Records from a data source
*****
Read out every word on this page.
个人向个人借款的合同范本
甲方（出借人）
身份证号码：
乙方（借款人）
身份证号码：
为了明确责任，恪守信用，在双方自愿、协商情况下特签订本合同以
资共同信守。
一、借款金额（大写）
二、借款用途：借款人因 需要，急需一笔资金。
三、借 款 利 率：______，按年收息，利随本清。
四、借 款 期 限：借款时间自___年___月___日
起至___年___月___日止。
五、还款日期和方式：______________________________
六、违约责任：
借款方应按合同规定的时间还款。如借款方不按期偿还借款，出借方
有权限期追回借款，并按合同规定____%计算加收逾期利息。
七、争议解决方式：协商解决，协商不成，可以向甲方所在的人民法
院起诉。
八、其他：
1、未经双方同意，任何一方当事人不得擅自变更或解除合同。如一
*****
**WHAT YOU WILL DO:** Transcribe all entries exactly as they are given.

**RESPONSE:**
Read out every word on this page.
个人向个人借款的合同范本
甲方（出借人）
身份证号码：
乙方（借款人）
身份证号码：
为了明确责任，恪守信用，在双方自愿、协商情况下特签订本合同以
资共同信守。
一、借款金额（大写）
二、借款用途：借款人因 需要，急需一笔资金。
三、借 款 利 率：______，按年收息，利随本清。
四、借 款 期 限：借款时间自___年___月___日
起至___年___月___日止。
五、还款日期和方式：______________________________
六、违约责任：
借款方应按合同规定的时间还款。如借款方不按期偿还借款，出借方
有权限期追回借款，并按合同规定____%计算加收逾期利息。
七、争议解决方式：协商解决，协商不成，可以向甲方所在的人民法
院起诉。
八、其他：
1、未经双方同意，任何一方当事人不得擅自变更或解除合同。如一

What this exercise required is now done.